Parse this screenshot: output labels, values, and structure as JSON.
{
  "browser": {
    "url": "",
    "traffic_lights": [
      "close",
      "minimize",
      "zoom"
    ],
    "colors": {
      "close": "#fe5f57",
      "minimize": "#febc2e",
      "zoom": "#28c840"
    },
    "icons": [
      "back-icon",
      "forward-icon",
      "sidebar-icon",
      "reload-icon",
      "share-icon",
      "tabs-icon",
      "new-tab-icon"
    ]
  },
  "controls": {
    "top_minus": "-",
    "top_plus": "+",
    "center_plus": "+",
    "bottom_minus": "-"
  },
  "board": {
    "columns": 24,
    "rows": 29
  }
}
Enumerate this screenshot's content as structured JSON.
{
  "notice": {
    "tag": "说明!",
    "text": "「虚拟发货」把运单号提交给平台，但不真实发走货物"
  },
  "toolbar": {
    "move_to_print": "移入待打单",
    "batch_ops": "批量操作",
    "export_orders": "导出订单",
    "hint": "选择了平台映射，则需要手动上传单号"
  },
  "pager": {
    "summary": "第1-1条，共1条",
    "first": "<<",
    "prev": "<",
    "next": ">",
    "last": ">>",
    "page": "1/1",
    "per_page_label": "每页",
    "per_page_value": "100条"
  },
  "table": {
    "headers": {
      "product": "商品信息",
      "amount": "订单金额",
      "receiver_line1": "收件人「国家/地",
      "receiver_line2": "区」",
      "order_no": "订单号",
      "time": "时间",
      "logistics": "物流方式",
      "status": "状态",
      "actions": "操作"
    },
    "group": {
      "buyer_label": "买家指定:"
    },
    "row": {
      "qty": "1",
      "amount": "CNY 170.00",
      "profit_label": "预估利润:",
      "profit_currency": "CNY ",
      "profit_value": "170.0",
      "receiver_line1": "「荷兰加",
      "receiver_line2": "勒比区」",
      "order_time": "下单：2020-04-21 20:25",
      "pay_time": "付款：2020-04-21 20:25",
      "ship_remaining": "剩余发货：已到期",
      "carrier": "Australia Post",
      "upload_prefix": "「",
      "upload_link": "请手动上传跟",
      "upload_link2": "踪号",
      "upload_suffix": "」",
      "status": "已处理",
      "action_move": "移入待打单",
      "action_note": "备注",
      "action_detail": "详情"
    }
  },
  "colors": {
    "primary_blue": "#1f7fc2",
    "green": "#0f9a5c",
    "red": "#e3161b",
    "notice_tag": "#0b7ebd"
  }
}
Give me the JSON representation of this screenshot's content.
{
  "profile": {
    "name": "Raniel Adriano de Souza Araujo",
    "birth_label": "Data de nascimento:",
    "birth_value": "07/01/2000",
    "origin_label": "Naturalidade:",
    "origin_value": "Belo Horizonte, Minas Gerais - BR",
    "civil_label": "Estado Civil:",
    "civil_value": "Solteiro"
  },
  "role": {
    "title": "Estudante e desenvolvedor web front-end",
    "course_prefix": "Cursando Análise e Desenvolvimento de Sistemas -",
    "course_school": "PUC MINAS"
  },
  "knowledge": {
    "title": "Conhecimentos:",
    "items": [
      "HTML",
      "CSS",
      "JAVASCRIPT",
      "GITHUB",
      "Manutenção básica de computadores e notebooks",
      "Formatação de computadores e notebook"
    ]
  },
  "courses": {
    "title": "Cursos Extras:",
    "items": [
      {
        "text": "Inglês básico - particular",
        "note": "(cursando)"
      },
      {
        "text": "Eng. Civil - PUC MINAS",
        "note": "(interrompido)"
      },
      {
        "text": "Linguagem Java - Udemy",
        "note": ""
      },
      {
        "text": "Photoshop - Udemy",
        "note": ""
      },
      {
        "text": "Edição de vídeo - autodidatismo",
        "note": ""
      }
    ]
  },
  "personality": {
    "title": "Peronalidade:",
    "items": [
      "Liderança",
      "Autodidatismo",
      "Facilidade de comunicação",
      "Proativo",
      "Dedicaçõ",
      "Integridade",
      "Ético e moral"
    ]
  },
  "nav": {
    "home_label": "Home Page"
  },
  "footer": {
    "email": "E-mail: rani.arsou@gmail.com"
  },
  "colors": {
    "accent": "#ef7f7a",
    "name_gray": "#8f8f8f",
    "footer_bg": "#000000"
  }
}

**THE REQUEST**
Return the material exactly as it stands.

**PROBLEM SOLUTION**
Parse this screenshot: output labels, values, and structure as JSON.
{
  "browser": {
    "url": "",
    "traffic_lights": [
      "close",
      "minimize",
      "zoom"
    ],
    "colors": {
      "close": "#fe5f57",
      "minimize": "#febc2e",
      "zoom": "#28c840"
    },
    "icons": [
      "back-icon",
      "forward-icon",
      "sidebar-icon",
      "reload-icon",
      "share-icon",
      "tabs-icon",
      "new-tab-icon"
    ]
  },
  "controls": {
    "top_minus": "-",
    "top_plus": "+",
    "center_plus": "+",
    "bottom_minus": "-"
  },
  "board": {
    "columns": 24,
    "rows": 29
  }
}
Enumerate this screenshot's content as structured JSON.
{
  "notice": {
    "tag": "说明!",
    "text": "「虚拟发货」把运单号提交给平台，但不真实发走货物"
  },
  "toolbar": {
    "move_to_print": "移入待打单",
    "batch_ops": "批量操作",
    "export_orders": "导出订单",
    "hint": "选择了平台映射，则需要手动上传单号"
  },
  "pager": {
    "summary": "第1-1条，共1条",
    "first": "<<",
    "prev": "<",
    "next": ">",
    "last": ">>",
    "page": "1/1",
    "per_page_label": "每页",
    "per_page_value": "100条"
  },
  "table": {
    "headers": {
      "product": "商品信息",
      "amount": "订单金额",
      "receiver_line1": "收件人「国家/地",
      "receiver_line2": "区」",
      "order_no": "订单号",
      "time": "时间",
      "logistics": "物流方式",
      "status": "状态",
      "actions": "操作"
    },
    "group": {
      "buyer_label": "买家指定:"
    },
    "row": {
      "qty": "1",
      "amount": "CNY 170.00",
      "profit_label": "预估利润:",
      "profit_currency": "CNY ",
      "profit_value": "170.0",
      "receiver_line1": "「荷兰加",
      "receiver_line2": "勒比区」",
      "order_time": "下单：2020-04-21 20:25",
      "pay_time": "付款：2020-04-21 20:25",
      "ship_remaining": "剩余发货：已到期",
      "carrier": "Australia Post",
      "upload_prefix": "「",
      "upload_link": "请手动上传跟",
      "upload_link2": "踪号",
      "upload_suffix": "」",
      "status": "已处理",
      "action_move": "移入待打单",
      "action_note": "备注",
      "action_detail": "详情"
    }
  },
  "colors": {
    "primary_blue": "#1f7fc2",
    "green": "#0f9a5c",
    "red": "#e3161b",
    "notice_tag": "#0b7ebd"
  }
}
Give me the JSON representation of this screenshot's content.
{
  "profile": {
    "name": "Raniel Adriano de Souza Araujo",
    "birth_label": "Data de nascimento:",
    "birth_value": "07/01/2000",
    "origin_label": "Naturalidade:",
    "origin_value": "Belo Horizonte, Minas Gerais - BR",
    "civil_label": "Estado Civil:",
    "civil_value": "Solteiro"
  },
  "role": {
    "title": "Estudante e desenvolvedor web front-end",
    "course_prefix": "Cursando Análise e Desenvolvimento de Sistemas -",
    "course_school": "PUC MINAS"
  },
  "knowledge": {
    "title": "Conhecimentos:",
    "items": [
      "HTML",
      "CSS",
      "JAVASCRIPT",
      "GITHUB",
      "Manutenção básica de computadores e notebooks",
      "Formatação de computadores e notebook"
    ]
  },
  "courses": {
    "title": "Cursos Extras:",
    "items": [
      {
        "text": "Inglês básico - particular",
        "note": "(cursando)"
      },
      {
        "text": "Eng. Civil - PUC MINAS",
        "note": "(interrompido)"
      },
      {
        "text": "Linguagem Java - Udemy",
        "note": ""
      },
      {
        "text": "Photoshop - Udemy",
        "note": ""
      },
      {
        "text": "Edição de vídeo - autodidatismo",
        "note": ""
      }
    ]
  },
  "personality": {
    "title": "Peronalidade:",
    "items": [
      "Liderança",
      "Autodidatismo",
      "Facilidade de comunicação",
      "Proativo",
      "Dedicaçõ",
      "Integridade",
      "Ético e moral"
    ]
  },
  "nav": {
    "home_label": "Home Page"
  },
  "footer": {
    "email": "E-mail: rani.arsou@gmail.com"
  },
  "colors": {
    "accent": "#ef7f7a",
    "name_gray": "#8f8f8f",
    "footer_bg": "#000000"
  }
}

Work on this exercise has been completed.